GIVEN EXERCISE: Tell how many lines in the data below hold the string "Actual"; give nothing but the number.

WORKING DATA:
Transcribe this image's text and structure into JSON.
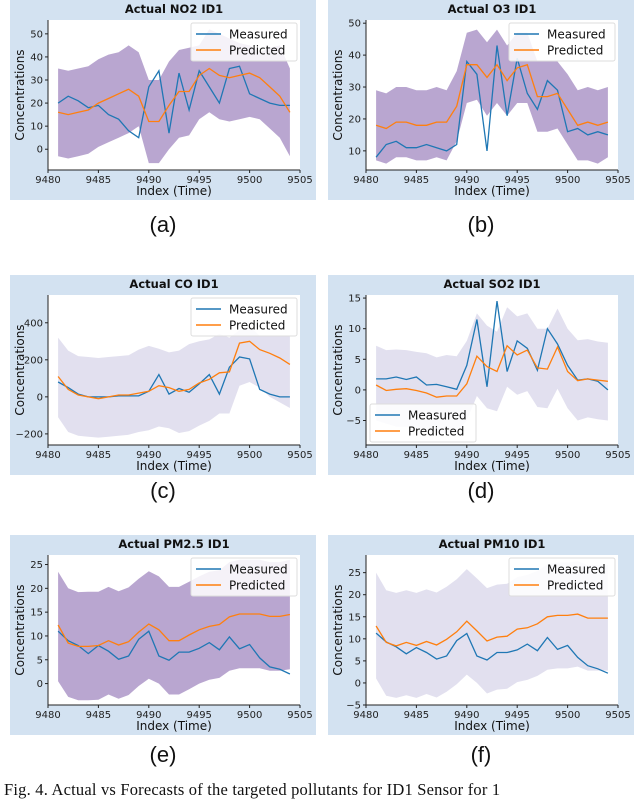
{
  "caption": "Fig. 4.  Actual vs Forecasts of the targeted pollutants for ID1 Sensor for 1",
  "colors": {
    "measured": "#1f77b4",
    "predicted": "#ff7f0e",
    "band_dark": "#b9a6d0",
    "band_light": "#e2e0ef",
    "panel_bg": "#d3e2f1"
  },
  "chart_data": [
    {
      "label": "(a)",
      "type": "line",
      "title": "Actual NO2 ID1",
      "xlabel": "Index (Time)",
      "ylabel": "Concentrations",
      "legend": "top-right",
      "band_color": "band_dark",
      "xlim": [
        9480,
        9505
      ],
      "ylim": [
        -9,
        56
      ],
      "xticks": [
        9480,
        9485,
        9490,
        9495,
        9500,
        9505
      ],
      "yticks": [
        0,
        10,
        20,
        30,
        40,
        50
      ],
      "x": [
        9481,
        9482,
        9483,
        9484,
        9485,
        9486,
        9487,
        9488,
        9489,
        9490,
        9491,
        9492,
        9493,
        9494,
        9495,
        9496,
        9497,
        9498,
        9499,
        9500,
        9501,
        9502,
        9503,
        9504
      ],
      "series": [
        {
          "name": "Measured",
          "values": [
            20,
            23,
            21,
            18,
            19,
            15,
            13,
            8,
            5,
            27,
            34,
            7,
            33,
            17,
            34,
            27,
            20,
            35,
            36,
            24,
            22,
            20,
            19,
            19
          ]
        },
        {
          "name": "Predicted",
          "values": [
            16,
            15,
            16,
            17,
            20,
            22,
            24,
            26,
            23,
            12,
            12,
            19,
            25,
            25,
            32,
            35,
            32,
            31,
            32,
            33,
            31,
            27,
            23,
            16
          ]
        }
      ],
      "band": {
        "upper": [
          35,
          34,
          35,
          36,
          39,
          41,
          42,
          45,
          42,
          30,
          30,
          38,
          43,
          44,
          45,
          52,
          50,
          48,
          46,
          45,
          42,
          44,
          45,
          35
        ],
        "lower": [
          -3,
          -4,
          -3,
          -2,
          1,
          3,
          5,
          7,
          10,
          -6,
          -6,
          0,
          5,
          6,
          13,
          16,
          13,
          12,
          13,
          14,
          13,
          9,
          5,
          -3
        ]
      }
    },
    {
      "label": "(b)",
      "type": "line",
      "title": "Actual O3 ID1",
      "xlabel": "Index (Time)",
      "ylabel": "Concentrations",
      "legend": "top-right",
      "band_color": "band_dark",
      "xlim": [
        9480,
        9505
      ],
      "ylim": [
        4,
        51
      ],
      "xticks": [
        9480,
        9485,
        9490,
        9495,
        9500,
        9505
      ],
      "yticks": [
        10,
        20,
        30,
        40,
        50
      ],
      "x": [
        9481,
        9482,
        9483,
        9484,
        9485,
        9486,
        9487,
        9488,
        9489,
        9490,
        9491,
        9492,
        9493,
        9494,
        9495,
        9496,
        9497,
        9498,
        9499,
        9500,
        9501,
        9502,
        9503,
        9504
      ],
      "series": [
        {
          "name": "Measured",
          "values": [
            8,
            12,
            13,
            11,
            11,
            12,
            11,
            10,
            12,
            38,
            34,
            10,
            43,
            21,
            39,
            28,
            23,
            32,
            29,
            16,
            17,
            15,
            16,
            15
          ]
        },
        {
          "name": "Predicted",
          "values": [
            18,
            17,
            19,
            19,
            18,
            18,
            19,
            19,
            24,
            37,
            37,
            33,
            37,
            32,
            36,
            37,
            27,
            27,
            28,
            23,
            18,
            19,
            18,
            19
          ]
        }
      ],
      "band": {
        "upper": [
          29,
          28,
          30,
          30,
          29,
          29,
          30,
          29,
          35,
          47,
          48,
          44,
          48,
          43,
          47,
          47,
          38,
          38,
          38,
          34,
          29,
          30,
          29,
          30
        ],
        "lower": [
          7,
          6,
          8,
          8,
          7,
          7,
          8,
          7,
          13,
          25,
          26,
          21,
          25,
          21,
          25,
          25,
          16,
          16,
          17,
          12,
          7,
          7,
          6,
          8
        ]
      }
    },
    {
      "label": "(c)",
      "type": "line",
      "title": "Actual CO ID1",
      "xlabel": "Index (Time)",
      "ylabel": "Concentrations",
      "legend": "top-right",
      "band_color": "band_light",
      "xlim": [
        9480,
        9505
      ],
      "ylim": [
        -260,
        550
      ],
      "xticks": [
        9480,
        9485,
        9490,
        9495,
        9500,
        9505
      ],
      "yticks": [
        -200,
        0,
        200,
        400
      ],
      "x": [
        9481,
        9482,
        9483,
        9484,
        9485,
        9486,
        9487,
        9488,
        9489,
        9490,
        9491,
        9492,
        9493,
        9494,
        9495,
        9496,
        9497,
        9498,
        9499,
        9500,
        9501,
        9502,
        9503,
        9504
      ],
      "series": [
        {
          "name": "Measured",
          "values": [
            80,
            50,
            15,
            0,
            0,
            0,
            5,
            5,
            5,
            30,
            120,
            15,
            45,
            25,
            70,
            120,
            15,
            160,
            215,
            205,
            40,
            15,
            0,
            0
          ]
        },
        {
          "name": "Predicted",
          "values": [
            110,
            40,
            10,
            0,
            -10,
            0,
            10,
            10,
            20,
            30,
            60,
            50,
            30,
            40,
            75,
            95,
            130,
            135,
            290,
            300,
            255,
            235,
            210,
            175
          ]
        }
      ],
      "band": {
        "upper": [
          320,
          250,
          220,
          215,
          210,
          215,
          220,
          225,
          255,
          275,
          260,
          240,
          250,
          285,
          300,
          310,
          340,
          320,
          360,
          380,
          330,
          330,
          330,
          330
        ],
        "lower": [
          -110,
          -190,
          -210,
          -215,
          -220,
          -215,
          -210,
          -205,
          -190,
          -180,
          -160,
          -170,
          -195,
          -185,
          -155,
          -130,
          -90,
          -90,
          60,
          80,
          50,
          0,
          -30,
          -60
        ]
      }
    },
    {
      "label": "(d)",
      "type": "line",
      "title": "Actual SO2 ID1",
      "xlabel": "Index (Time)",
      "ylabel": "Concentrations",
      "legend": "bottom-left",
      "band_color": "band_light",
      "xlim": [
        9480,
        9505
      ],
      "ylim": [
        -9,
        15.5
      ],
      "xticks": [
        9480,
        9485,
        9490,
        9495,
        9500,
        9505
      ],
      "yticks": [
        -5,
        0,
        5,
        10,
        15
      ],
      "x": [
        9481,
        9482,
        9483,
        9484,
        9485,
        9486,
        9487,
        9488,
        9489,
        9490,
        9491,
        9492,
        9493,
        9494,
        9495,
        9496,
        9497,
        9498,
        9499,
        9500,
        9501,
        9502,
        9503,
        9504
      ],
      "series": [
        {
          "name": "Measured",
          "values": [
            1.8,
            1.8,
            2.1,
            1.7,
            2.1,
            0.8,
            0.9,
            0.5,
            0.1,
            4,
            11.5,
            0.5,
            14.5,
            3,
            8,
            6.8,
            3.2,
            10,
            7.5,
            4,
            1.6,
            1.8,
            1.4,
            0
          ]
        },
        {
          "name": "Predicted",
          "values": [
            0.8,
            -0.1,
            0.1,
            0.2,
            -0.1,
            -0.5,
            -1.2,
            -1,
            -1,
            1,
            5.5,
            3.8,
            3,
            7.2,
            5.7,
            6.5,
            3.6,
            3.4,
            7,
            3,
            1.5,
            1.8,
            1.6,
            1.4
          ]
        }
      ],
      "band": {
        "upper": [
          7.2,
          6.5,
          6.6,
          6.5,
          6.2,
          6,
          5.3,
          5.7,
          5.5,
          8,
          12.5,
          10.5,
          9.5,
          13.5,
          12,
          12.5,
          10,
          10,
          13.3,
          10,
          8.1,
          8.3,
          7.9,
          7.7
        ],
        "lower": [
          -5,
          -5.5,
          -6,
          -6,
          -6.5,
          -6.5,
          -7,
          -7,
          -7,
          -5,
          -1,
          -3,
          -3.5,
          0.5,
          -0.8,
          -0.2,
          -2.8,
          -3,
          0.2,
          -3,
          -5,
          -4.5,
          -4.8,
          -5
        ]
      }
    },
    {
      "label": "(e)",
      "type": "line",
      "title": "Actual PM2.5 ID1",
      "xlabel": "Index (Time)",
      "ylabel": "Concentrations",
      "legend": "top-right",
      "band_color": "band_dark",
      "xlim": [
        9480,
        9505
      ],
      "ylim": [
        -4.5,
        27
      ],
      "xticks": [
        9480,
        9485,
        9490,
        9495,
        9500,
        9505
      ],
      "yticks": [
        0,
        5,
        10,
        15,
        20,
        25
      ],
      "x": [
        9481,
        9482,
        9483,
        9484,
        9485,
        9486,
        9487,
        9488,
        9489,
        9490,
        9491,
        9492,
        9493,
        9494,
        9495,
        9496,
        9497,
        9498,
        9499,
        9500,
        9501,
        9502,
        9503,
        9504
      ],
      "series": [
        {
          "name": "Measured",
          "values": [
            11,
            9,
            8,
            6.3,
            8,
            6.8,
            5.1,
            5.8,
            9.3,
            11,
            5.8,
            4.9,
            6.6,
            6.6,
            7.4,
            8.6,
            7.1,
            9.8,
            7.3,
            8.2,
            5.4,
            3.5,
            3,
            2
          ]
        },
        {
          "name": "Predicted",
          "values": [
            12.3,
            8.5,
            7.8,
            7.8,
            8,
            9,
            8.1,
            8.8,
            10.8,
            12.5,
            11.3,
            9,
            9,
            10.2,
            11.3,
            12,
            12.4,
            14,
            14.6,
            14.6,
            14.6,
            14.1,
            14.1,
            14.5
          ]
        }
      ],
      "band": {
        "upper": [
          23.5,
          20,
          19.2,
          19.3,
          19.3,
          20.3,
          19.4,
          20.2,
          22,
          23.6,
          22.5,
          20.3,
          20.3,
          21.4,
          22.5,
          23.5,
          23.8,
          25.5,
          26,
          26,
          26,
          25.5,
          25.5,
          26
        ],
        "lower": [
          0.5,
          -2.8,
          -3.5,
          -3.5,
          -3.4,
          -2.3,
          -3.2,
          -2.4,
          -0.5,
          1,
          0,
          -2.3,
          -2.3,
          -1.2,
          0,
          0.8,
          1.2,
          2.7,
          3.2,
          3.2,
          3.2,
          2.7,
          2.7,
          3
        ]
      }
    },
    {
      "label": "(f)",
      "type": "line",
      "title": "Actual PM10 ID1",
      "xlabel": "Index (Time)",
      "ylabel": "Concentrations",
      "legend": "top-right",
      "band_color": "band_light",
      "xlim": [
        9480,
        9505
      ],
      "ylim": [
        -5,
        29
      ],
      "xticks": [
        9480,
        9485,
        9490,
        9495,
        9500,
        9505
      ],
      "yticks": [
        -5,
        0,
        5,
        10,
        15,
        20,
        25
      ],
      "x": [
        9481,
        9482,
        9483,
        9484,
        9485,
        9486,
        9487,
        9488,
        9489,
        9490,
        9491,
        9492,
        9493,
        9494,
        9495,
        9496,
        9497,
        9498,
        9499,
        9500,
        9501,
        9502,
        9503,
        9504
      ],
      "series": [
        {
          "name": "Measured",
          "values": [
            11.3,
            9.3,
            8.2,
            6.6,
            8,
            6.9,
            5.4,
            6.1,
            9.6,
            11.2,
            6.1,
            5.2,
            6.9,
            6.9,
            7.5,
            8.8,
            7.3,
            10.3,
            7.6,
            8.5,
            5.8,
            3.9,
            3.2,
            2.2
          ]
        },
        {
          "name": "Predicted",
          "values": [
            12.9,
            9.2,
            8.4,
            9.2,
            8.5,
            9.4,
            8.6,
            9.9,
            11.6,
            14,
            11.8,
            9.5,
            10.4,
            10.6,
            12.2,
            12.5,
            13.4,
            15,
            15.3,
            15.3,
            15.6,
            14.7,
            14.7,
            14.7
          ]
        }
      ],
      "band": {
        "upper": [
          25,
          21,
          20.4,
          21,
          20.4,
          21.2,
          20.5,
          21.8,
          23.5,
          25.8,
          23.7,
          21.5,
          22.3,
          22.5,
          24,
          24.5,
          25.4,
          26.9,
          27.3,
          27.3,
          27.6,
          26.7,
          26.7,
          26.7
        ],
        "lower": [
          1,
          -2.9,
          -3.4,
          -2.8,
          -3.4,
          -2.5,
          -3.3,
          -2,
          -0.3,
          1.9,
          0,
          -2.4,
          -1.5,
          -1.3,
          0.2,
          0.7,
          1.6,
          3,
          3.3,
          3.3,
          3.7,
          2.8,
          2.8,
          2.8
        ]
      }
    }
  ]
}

REPLY: 7